EXERCISE: Every line of the material that follows must be printed again exactly.

══ DATA PROVIDED

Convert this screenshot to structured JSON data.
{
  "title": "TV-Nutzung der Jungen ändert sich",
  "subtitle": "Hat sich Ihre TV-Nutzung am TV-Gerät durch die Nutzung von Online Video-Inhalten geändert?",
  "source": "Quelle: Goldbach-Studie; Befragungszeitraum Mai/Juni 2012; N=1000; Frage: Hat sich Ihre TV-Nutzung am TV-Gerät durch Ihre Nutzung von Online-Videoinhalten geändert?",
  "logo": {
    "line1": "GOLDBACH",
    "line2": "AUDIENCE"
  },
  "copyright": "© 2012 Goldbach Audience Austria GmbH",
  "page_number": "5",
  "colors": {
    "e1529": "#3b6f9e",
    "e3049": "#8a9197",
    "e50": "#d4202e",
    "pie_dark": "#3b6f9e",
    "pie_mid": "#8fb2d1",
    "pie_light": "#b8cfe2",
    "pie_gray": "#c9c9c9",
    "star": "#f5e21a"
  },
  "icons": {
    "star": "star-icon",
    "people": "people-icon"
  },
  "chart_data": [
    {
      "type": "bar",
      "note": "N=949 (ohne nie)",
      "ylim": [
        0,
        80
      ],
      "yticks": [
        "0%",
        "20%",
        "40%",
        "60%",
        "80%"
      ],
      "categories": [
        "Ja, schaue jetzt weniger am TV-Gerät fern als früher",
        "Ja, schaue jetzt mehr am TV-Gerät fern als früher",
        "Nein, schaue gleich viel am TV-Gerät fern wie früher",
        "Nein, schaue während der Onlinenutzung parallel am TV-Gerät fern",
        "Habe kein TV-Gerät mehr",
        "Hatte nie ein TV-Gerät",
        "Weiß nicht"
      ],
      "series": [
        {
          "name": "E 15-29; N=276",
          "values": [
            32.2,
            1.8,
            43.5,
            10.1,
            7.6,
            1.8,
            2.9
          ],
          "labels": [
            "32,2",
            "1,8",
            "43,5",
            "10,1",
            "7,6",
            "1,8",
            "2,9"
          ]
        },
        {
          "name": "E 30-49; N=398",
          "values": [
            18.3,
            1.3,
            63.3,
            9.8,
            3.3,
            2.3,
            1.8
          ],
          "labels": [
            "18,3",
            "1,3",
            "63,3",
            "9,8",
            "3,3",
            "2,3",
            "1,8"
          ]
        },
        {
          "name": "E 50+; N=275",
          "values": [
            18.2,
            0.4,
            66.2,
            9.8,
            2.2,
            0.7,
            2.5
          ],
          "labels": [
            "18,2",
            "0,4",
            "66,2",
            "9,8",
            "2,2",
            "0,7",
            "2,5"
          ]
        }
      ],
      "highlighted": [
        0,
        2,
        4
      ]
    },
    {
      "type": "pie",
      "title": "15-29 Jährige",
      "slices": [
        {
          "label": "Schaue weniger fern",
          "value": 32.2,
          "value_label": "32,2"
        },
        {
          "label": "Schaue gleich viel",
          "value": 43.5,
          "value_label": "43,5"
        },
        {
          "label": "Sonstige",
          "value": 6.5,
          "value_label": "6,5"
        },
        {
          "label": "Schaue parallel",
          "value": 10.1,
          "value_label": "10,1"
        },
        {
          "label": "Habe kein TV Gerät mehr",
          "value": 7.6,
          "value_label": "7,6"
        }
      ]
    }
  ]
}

════

WRITTEN REPLY:
Convert this screenshot to structured JSON data.
{
  "title": "TV-Nutzung der Jungen ändert sich",
  "subtitle": "Hat sich Ihre TV-Nutzung am TV-Gerät durch die Nutzung von Online Video-Inhalten geändert?",
  "source": "Quelle: Goldbach-Studie; Befragungszeitraum Mai/Juni 2012; N=1000; Frage: Hat sich Ihre TV-Nutzung am TV-Gerät durch Ihre Nutzung von Online-Videoinhalten geändert?",
  "logo": {
    "line1": "GOLDBACH",
    "line2": "AUDIENCE"
  },
  "copyright": "© 2012 Goldbach Audience Austria GmbH",
  "page_number": "5",
  "colors": {
    "e1529": "#3b6f9e",
    "e3049": "#8a9197",
    "e50": "#d4202e",
    "pie_dark": "#3b6f9e",
    "pie_mid": "#8fb2d1",
    "pie_light": "#b8cfe2",
    "pie_gray": "#c9c9c9",
    "star": "#f5e21a"
  },
  "icons": {
    "star": "star-icon",
    "people": "people-icon"
  },
  "chart_data": [
    {
      "type": "bar",
      "note": "N=949 (ohne nie)",
      "ylim": [
        0,
        80
      ],
      "yticks": [
        "0%",
        "20%",
        "40%",
        "60%",
        "80%"
      ],
      "categories": [
        "Ja, schaue jetzt weniger am TV-Gerät fern als früher",
        "Ja, schaue jetzt mehr am TV-Gerät fern als früher",
        "Nein, schaue gleich viel am TV-Gerät fern wie früher",
        "Nein, schaue während der Onlinenutzung parallel am TV-Gerät fern",
        "Habe kein TV-Gerät mehr",
        "Hatte nie ein TV-Gerät",
        "Weiß nicht"
      ],
      "series": [
        {
          "name": "E 15-29; N=276",
          "values": [
            32.2,
            1.8,
            43.5,
            10.1,
            7.6,
            1.8,
            2.9
          ],
          "labels": [
            "32,2",
            "1,8",
            "43,5",
            "10,1",
            "7,6",
            "1,8",
            "2,9"
          ]
        },
        {
          "name": "E 30-49; N=398",
          "values": [
            18.3,
            1.3,
            63.3,
            9.8,
            3.3,
            2.3,
            1.8
          ],
          "labels": [
            "18,3",
            "1,3",
            "63,3",
            "9,8",
            "3,3",
            "2,3",
            "1,8"
          ]
        },
        {
          "name": "E 50+; N=275",
          "values": [
            18.2,
            0.4,
            66.2,
            9.8,
            2.2,
            0.7,
            2.5
          ],
          "labels": [
            "18,2",
            "0,4",
            "66,2",
            "9,8",
            "2,2",
            "0,7",
            "2,5"
          ]
        }
      ],
      "highlighted": [
        0,
        2,
        4
      ]
    },
    {
      "type": "pie",
      "title": "15-29 Jährige",
      "slices": [
        {
          "label": "Schaue weniger fern",
          "value": 32.2,
          "value_label": "32,2"
        },
        {
          "label": "Schaue gleich viel",
          "value": 43.5,
          "value_label": "43,5"
        },
        {
          "label": "Sonstige",
          "value": 6.5,
          "value_label": "6,5"
        },
        {
          "label": "Schaue parallel",
          "value": 10.1,
          "value_label": "10,1"
        },
        {
          "label": "Habe kein TV Gerät mehr",
          "value": 7.6,
          "value_label": "7,6"
        }
      ]
    }
  ]
}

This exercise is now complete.